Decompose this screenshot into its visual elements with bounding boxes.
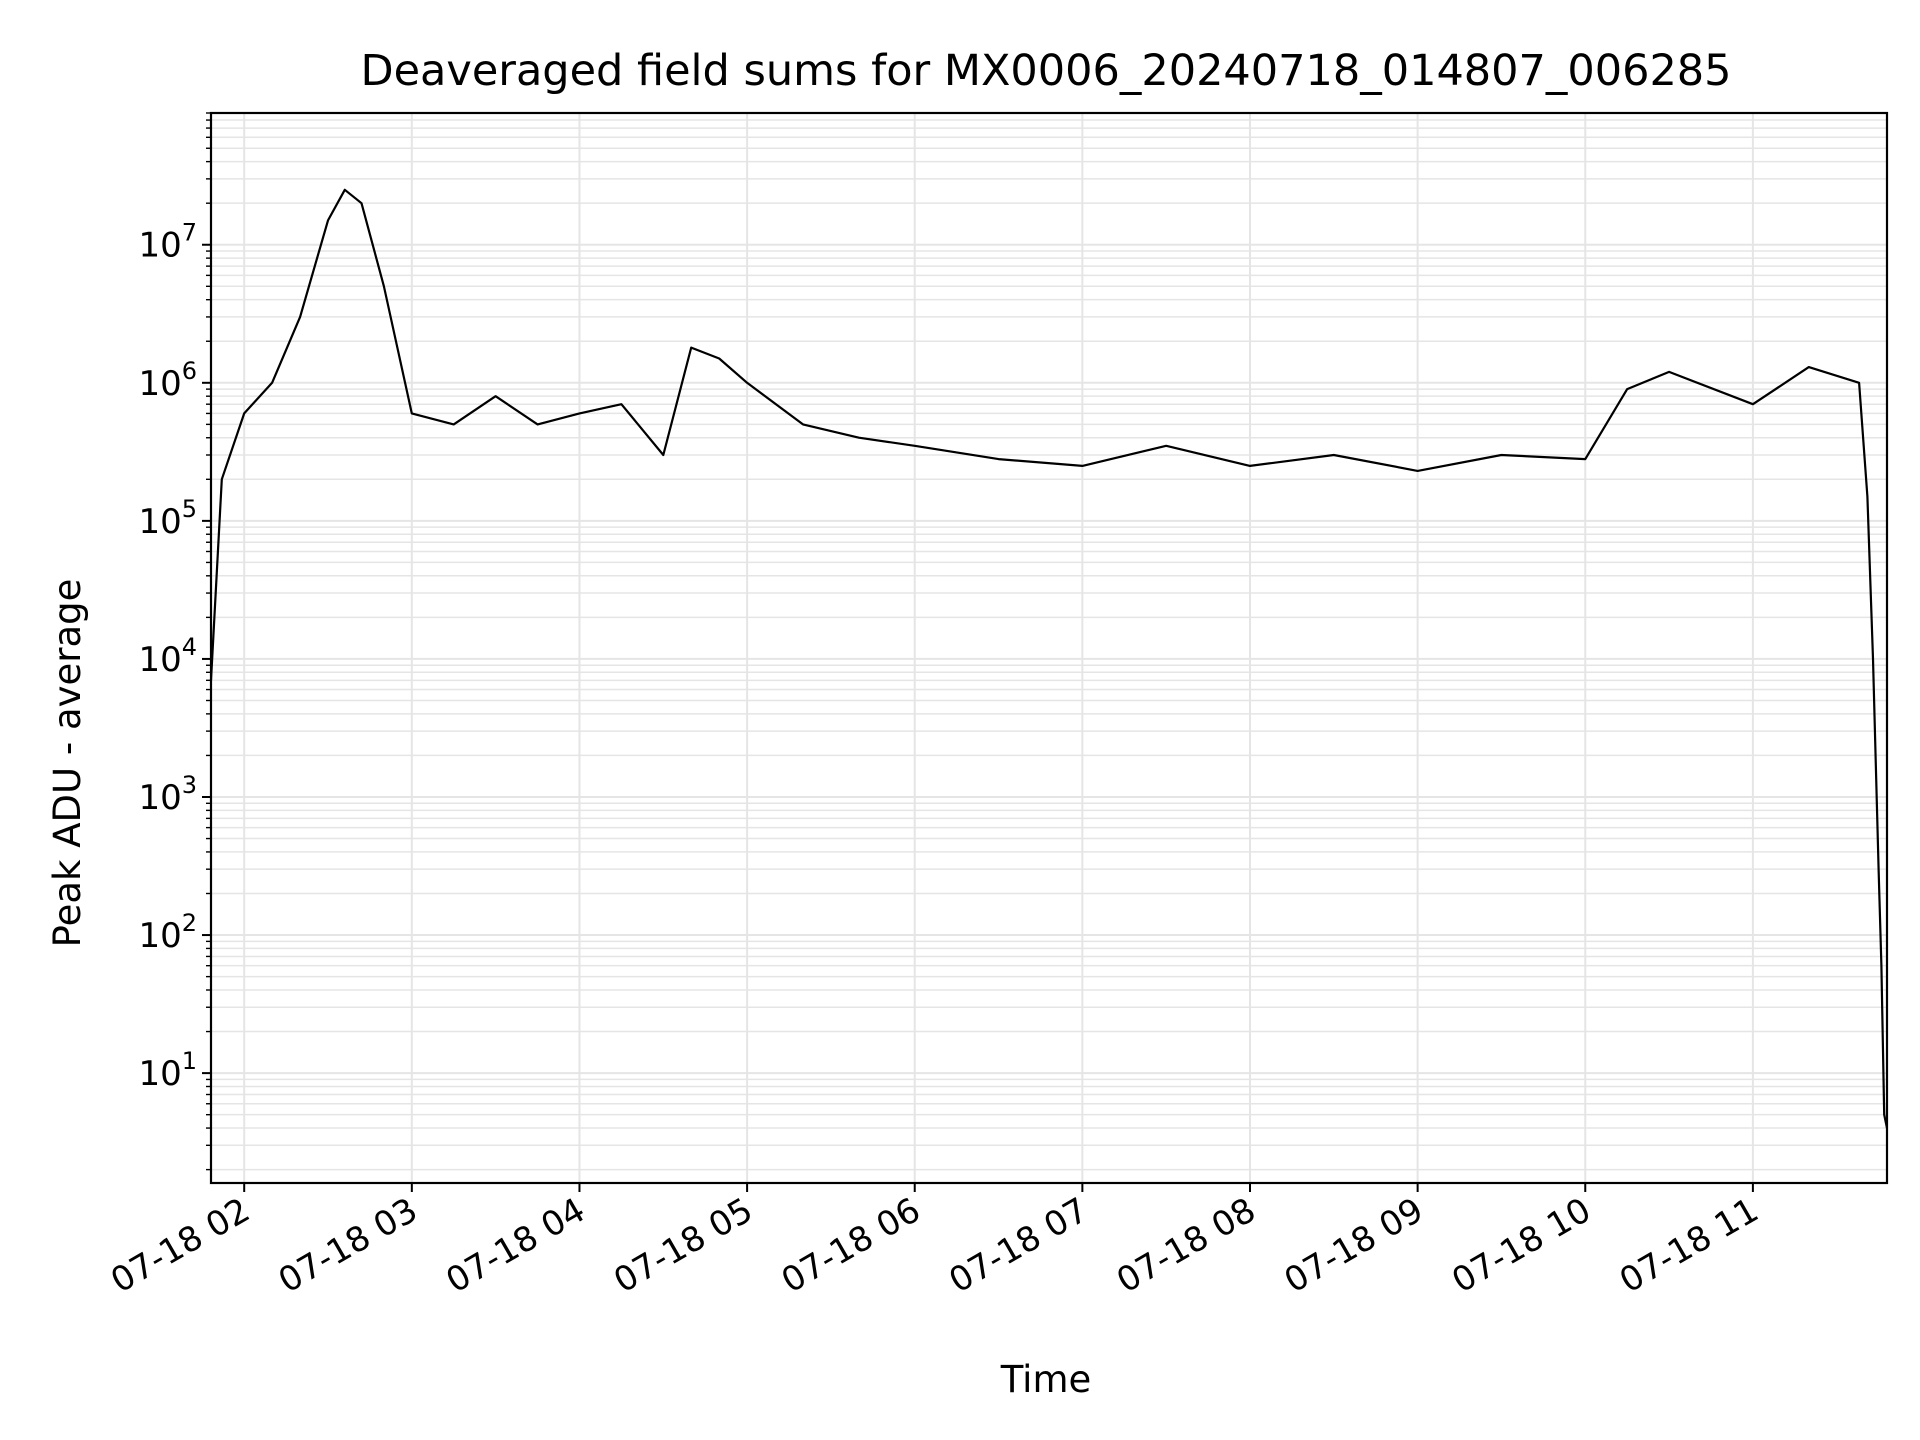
y-tick-label: 103 [138, 771, 197, 818]
y-tick-label: 107 [138, 219, 197, 266]
y-tick-label: 106 [138, 357, 197, 404]
chart-title: Deaveraged field sums for MX0006_2024071… [360, 46, 1731, 96]
x-axis-label: Time [1000, 1358, 1092, 1401]
y-tick-label: 102 [138, 909, 197, 956]
y-tick-label: 105 [138, 495, 197, 542]
data-series [209, 188, 1889, 1129]
grid [211, 112, 1887, 1183]
y-axis-label: Peak ADU - average [46, 579, 89, 948]
plot-frame [209, 111, 1889, 1185]
y-tick-label: 104 [138, 633, 197, 680]
y-tick-label: 101 [138, 1047, 197, 1094]
series-line [209, 188, 1889, 1129]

_ _ _

Anweisung ▸ Gib sämtliche Zeilen der obigen Datensätze Wort für Wort wieder und lass dabei die Bilder weg.

Richtiges Ergebnis ▸
Decompose this screenshot into its visual elements with bounding boxes.
y-tick-label: 103 [138, 771, 197, 818]
y-tick-label: 107 [138, 219, 197, 266]
y-tick-label: 106 [138, 357, 197, 404]
chart-title: Deaveraged field sums for MX0006_2024071… [360, 46, 1731, 96]
x-axis-label: Time [1000, 1358, 1092, 1401]
y-tick-label: 102 [138, 909, 197, 956]
y-tick-label: 105 [138, 495, 197, 542]
data-series [209, 188, 1889, 1129]
grid [211, 112, 1887, 1183]
y-axis-label: Peak ADU - average [46, 579, 89, 948]
plot-frame [209, 111, 1889, 1185]
y-tick-label: 104 [138, 633, 197, 680]
y-tick-label: 101 [138, 1047, 197, 1094]
series-line [209, 188, 1889, 1129]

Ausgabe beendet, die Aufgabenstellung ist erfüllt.